**Goal:** Reproduce all of the data exactly.

........

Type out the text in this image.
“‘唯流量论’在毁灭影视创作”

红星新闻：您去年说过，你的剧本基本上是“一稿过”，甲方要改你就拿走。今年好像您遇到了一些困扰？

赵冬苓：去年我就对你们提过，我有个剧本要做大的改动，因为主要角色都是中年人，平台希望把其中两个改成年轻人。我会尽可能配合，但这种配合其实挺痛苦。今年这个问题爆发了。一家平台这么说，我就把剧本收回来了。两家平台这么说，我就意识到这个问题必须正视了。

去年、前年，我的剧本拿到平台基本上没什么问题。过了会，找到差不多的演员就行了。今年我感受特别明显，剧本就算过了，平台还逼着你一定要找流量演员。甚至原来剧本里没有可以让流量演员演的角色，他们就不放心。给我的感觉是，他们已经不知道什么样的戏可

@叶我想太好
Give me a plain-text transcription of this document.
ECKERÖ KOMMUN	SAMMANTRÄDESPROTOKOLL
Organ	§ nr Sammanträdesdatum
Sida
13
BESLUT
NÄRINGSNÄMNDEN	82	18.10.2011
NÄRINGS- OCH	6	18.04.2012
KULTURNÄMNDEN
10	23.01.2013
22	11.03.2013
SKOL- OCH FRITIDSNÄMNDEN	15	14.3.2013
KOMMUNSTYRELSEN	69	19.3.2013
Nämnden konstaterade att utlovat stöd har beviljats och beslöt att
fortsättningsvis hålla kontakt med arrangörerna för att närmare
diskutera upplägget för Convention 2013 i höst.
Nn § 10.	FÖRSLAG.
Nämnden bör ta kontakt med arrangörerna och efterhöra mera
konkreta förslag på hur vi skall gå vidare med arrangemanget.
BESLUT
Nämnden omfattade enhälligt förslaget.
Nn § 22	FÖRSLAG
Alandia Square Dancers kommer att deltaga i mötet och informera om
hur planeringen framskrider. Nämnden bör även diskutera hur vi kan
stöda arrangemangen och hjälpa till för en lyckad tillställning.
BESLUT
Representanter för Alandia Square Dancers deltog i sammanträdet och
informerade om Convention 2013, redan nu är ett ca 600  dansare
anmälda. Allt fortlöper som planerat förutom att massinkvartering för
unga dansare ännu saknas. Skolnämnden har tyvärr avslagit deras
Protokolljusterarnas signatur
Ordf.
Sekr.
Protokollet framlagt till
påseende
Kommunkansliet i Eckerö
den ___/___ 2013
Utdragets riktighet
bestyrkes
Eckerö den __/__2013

........

**Answer to the exercise:**
Type out the text in this image.
“‘唯流量论’在毁灭影视创作”

红星新闻：您去年说过，你的剧本基本上是“一稿过”，甲方要改你就拿走。今年好像您遇到了一些困扰？

赵冬苓：去年我就对你们提过，我有个剧本要做大的改动，因为主要角色都是中年人，平台希望把其中两个改成年轻人。我会尽可能配合，但这种配合其实挺痛苦。今年这个问题爆发了。一家平台这么说，我就把剧本收回来了。两家平台这么说，我就意识到这个问题必须正视了。

去年、前年，我的剧本拿到平台基本上没什么问题。过了会，找到差不多的演员就行了。今年我感受特别明显，剧本就算过了，平台还逼着你一定要找流量演员。甚至原来剧本里没有可以让流量演员演的角色，他们就不放心。给我的感觉是，他们已经不知道什么样的戏可

@叶我想太好
Give me a plain-text transcription of this document.
ECKERÖ KOMMUN	SAMMANTRÄDESPROTOKOLL
Organ	§ nr Sammanträdesdatum
Sida
13
BESLUT
NÄRINGSNÄMNDEN	82	18.10.2011
NÄRINGS- OCH	6	18.04.2012
KULTURNÄMNDEN
10	23.01.2013
22	11.03.2013
SKOL- OCH FRITIDSNÄMNDEN	15	14.3.2013
KOMMUNSTYRELSEN	69	19.3.2013
Nämnden konstaterade att utlovat stöd har beviljats och beslöt att
fortsättningsvis hålla kontakt med arrangörerna för att närmare
diskutera upplägget för Convention 2013 i höst.
Nn § 10.	FÖRSLAG.
Nämnden bör ta kontakt med arrangörerna och efterhöra mera
konkreta förslag på hur vi skall gå vidare med arrangemanget.
BESLUT
Nämnden omfattade enhälligt förslaget.
Nn § 22	FÖRSLAG
Alandia Square Dancers kommer att deltaga i mötet och informera om
hur planeringen framskrider. Nämnden bör även diskutera hur vi kan
stöda arrangemangen och hjälpa till för en lyckad tillställning.
BESLUT
Representanter för Alandia Square Dancers deltog i sammanträdet och
informerade om Convention 2013, redan nu är ett ca 600  dansare
anmälda. Allt fortlöper som planerat förutom att massinkvartering för
unga dansare ännu saknas. Skolnämnden har tyvärr avslagit deras
Protokolljusterarnas signatur
Ordf.
Sekr.
Protokollet framlagt till
påseende
Kommunkansliet i Eckerö
den ___/___ 2013
Utdragets riktighet
bestyrkes
Eckerö den __/__2013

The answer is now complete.